Filter the records below for the word "Horoskop". Copy each line that holds it.

**** DATA SHOWN ****

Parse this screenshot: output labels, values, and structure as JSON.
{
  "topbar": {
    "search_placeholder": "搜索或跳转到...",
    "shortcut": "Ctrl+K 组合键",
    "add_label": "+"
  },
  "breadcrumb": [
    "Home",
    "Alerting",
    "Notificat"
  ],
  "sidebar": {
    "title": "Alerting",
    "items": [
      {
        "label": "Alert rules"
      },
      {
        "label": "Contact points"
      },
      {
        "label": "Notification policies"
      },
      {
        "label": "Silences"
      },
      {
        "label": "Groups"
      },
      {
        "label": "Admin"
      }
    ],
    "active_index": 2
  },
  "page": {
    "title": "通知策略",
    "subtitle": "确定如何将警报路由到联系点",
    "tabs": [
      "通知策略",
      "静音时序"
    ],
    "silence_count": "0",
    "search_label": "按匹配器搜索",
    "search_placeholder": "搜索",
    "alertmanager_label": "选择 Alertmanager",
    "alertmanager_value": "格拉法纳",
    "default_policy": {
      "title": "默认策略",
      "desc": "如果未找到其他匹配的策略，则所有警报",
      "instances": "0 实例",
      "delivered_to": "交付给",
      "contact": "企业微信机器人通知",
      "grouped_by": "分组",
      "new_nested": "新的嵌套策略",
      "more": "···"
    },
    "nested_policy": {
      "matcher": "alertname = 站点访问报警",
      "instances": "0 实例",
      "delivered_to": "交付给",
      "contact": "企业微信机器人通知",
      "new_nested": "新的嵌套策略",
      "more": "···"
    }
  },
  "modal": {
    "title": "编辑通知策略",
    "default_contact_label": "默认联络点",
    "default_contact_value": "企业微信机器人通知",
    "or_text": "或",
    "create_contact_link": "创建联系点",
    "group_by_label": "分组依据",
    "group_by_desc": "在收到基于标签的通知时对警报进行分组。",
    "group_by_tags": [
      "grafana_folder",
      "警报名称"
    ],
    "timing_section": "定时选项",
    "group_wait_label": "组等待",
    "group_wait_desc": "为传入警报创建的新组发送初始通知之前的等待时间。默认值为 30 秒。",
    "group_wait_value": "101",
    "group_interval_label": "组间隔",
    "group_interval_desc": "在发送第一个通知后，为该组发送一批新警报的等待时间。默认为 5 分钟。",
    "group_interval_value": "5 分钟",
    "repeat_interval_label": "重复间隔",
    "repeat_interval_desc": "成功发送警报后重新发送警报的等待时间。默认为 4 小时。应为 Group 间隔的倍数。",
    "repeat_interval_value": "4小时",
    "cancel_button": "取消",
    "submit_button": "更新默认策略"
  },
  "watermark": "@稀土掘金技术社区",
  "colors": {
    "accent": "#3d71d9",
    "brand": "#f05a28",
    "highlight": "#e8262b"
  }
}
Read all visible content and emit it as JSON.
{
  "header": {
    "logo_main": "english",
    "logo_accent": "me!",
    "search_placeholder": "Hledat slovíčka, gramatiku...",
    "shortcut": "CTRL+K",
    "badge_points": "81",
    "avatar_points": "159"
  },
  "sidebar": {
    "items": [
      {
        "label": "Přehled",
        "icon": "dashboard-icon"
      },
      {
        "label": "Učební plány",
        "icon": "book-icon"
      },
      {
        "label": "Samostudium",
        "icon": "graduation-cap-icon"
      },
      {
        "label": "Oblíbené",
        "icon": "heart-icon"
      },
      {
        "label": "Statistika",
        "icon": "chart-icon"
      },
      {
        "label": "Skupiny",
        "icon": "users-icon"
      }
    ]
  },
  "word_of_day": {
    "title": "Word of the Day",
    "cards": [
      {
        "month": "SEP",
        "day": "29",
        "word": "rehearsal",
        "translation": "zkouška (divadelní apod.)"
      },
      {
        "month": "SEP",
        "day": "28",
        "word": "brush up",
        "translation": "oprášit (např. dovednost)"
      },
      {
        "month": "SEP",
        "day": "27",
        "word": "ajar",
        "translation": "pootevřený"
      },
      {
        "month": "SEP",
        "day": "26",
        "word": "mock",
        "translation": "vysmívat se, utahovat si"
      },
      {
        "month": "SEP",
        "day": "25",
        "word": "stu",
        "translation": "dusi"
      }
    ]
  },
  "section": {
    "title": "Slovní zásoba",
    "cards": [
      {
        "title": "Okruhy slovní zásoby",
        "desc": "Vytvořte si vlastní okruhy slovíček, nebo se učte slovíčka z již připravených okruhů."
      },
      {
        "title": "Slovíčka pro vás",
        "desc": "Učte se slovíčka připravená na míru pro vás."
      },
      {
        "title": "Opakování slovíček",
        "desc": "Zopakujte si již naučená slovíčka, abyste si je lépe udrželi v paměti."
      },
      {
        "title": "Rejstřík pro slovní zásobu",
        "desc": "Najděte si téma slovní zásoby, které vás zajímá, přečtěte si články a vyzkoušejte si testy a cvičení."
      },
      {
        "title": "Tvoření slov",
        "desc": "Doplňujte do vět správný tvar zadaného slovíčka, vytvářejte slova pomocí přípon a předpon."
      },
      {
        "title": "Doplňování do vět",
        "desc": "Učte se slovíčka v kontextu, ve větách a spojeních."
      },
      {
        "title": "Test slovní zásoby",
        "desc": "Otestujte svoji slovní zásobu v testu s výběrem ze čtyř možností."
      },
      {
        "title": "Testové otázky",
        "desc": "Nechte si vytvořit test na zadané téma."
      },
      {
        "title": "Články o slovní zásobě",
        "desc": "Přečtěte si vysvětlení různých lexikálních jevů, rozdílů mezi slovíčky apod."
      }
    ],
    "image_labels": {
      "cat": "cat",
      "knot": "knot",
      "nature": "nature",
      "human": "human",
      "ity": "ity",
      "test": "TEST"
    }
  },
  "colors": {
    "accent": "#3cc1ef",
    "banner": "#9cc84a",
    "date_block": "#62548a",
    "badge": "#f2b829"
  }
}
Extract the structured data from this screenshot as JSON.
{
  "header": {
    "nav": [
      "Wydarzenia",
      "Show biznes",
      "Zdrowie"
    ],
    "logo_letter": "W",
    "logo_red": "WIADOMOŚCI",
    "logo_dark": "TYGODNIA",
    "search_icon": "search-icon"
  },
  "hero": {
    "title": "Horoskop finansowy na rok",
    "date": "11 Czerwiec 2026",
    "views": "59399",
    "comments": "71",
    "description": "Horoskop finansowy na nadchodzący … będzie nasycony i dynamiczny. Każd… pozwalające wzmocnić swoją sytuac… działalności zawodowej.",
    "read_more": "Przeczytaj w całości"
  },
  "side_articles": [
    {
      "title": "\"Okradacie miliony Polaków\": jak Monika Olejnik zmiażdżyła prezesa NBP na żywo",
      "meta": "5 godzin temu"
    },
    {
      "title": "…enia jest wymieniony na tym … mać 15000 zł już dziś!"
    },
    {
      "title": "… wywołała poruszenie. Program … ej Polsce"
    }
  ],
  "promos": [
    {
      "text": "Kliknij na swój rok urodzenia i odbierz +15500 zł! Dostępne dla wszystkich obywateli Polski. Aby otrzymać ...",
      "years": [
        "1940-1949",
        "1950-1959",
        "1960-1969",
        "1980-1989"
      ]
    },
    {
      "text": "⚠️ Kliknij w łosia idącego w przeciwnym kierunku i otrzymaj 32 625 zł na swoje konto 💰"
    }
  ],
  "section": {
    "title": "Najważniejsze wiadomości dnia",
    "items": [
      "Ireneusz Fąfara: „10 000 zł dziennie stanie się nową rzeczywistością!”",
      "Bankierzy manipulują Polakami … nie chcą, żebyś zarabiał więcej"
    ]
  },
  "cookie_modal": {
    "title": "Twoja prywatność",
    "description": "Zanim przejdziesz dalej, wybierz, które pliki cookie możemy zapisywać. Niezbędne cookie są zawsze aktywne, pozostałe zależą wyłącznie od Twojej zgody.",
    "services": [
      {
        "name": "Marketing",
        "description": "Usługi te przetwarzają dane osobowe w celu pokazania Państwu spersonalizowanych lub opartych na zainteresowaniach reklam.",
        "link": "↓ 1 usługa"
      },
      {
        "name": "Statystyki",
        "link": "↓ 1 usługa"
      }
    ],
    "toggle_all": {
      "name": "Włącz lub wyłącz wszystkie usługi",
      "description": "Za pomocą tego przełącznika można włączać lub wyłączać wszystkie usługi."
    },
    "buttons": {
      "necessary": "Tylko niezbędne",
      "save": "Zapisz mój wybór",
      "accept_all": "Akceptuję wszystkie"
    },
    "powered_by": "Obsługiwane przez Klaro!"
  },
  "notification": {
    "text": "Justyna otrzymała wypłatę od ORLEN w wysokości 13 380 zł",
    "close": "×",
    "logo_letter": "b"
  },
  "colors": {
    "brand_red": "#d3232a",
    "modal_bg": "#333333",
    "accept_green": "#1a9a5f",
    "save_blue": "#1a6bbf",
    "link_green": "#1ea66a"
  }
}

****

> TASK OUTPUT:
    "title": "Horoskop finansowy na rok",
    "description": "Horoskop finansowy na nadchodzący … będzie nasycony i dynamiczny. Każd… pozwalające wzmocnić swoją sytuac… działalności zawodowej.",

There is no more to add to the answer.